## Start

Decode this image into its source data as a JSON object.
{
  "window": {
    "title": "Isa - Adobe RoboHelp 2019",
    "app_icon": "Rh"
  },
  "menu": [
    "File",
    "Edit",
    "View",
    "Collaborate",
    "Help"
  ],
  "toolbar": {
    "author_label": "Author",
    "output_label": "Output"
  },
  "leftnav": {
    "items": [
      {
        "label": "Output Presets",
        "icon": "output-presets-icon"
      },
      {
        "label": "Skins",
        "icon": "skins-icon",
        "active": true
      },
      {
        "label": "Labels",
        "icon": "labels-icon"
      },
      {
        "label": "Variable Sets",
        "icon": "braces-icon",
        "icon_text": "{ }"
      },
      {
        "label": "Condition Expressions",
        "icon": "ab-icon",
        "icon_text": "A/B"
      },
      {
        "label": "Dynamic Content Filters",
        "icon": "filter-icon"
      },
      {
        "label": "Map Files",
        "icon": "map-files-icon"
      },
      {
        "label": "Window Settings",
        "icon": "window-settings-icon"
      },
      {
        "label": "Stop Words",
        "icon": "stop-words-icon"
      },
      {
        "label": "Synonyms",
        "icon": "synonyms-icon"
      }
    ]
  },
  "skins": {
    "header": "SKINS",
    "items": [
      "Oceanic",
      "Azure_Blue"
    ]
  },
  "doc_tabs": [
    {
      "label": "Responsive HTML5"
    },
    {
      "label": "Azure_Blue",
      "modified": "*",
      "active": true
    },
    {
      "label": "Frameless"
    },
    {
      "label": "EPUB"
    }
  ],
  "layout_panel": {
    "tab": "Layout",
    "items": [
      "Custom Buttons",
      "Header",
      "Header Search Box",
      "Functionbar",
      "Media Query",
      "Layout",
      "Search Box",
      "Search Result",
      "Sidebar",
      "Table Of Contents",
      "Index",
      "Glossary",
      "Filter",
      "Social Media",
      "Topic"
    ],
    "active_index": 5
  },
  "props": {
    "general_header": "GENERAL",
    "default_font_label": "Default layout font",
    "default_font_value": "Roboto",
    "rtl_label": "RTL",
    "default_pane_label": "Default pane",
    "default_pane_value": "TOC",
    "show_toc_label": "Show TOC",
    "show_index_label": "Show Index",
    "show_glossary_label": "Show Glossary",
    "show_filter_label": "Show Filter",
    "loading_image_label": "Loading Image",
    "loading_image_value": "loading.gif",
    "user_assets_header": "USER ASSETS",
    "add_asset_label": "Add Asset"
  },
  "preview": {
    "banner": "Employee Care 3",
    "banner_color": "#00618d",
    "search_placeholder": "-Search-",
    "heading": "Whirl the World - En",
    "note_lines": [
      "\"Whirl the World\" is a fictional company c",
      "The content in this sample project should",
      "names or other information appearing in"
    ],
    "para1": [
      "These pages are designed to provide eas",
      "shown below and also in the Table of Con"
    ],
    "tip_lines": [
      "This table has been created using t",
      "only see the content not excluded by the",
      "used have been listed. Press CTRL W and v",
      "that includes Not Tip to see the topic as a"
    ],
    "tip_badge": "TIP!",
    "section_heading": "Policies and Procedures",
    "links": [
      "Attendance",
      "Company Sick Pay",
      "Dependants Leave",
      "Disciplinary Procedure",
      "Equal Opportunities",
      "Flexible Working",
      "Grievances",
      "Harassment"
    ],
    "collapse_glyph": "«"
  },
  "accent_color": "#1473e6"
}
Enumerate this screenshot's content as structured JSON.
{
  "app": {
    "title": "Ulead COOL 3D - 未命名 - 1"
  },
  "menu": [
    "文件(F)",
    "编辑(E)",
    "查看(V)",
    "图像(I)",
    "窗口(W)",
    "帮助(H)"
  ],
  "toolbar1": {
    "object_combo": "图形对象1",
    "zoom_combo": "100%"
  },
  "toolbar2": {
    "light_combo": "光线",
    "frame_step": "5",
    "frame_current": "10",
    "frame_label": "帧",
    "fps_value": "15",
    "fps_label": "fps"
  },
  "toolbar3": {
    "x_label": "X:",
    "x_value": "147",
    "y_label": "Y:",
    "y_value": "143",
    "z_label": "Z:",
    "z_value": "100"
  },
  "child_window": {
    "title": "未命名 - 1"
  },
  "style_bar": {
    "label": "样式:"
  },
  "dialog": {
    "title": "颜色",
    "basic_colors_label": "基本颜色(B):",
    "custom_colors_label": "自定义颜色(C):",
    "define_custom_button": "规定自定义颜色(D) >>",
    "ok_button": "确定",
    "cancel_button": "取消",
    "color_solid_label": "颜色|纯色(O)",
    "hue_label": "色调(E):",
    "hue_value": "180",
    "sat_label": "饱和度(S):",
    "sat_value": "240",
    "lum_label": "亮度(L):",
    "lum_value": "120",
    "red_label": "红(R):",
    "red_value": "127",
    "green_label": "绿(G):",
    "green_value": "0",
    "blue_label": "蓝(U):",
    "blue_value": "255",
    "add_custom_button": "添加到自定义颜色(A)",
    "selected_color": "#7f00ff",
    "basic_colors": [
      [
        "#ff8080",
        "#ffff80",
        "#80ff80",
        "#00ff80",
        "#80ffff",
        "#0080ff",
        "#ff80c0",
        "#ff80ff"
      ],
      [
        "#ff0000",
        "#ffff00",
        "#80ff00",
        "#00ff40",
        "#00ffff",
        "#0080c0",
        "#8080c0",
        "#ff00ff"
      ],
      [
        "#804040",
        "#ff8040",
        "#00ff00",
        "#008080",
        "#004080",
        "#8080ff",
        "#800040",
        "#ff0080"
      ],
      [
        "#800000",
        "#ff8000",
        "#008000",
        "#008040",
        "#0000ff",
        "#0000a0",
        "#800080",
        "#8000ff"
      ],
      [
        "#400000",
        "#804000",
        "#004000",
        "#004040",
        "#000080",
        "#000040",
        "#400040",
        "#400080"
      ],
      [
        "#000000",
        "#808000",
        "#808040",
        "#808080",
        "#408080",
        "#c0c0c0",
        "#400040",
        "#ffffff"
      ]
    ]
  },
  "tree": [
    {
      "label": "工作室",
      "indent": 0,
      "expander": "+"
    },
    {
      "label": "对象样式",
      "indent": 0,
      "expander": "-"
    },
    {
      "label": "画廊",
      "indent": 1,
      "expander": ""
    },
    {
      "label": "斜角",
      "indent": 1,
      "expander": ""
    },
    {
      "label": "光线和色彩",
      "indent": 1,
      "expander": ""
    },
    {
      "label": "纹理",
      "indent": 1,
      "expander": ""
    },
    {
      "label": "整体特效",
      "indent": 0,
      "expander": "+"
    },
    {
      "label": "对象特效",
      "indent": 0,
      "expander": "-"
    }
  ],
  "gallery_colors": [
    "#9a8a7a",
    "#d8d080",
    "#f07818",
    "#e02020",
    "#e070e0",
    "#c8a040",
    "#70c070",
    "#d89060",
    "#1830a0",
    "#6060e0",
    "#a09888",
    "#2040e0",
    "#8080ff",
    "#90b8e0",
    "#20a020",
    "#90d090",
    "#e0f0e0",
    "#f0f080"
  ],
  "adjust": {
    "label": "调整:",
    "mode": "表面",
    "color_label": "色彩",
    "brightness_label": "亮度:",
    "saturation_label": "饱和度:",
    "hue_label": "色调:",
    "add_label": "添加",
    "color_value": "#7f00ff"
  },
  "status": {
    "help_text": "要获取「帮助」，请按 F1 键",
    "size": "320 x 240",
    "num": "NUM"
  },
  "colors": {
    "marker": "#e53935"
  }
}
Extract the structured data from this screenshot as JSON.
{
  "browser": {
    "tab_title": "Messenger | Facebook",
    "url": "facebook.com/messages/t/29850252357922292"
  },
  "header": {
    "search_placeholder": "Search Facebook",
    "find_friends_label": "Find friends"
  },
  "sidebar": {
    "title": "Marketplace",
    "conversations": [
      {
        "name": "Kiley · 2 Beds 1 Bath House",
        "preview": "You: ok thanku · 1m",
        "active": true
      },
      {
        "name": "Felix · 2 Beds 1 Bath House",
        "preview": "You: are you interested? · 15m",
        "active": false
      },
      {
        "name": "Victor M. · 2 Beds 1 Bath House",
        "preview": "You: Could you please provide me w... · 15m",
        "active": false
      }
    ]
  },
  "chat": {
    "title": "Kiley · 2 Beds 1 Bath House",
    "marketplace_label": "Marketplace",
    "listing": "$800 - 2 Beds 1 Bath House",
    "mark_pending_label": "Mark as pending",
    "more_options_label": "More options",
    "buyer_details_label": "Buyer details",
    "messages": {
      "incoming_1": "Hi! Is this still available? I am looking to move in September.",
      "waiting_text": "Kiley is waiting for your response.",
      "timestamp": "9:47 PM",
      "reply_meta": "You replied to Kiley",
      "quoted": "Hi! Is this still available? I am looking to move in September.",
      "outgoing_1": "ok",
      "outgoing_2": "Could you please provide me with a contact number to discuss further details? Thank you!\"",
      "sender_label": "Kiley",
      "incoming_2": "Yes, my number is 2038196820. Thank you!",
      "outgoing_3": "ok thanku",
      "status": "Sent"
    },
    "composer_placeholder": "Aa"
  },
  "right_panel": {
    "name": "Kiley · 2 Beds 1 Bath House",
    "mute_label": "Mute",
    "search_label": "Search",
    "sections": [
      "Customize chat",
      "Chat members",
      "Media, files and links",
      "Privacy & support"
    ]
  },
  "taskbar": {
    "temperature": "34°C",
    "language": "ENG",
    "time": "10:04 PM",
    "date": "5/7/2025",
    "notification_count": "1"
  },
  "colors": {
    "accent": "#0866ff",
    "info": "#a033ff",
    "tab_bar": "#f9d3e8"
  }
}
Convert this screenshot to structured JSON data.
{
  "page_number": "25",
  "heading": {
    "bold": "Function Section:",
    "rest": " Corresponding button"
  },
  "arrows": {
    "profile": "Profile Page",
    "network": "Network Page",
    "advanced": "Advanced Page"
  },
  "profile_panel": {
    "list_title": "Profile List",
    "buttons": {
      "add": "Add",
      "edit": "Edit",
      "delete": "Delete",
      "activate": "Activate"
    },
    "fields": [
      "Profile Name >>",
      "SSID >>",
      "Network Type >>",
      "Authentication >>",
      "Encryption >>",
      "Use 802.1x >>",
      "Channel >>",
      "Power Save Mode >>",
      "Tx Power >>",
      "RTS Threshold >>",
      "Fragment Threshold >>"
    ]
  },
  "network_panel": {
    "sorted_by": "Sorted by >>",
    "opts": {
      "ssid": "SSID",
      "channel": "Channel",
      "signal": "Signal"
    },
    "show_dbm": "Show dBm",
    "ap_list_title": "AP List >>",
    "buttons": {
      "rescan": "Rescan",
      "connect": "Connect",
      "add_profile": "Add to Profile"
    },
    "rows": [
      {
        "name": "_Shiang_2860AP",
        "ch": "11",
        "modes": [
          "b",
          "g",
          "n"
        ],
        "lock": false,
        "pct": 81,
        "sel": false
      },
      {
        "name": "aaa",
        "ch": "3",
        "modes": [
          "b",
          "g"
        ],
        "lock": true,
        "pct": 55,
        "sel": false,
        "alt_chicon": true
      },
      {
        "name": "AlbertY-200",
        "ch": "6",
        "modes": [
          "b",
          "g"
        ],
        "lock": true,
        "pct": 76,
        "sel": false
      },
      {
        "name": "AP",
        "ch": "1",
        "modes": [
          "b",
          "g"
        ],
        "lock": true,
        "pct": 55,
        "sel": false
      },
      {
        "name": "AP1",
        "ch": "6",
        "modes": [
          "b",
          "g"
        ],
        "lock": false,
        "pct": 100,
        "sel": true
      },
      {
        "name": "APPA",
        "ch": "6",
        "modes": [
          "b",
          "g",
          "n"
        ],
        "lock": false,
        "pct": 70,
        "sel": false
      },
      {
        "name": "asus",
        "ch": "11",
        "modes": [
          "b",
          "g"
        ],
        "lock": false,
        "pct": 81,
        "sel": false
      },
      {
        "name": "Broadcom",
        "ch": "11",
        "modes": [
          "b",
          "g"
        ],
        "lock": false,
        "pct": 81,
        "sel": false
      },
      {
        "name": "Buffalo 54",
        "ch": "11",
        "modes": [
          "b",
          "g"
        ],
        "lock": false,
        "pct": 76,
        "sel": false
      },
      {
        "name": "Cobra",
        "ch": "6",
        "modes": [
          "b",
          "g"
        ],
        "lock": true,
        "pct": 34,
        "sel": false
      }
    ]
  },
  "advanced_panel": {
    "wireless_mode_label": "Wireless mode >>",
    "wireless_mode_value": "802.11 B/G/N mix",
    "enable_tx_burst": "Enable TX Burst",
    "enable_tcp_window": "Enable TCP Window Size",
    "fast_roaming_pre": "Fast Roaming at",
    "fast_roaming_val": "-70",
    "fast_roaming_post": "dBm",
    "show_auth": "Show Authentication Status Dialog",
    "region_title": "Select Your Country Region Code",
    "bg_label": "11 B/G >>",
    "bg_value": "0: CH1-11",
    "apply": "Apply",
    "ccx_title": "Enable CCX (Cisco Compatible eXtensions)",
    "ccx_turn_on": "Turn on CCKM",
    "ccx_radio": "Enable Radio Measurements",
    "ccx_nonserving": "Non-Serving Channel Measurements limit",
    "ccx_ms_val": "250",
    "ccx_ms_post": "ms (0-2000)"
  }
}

## End

Each line holding "JSON" must be found and copied.

Decode this image into its source data as a JSON object.
Enumerate this screenshot's content as structured JSON.
Extract the structured data from this screenshot as JSON.
Convert this screenshot to structured JSON data.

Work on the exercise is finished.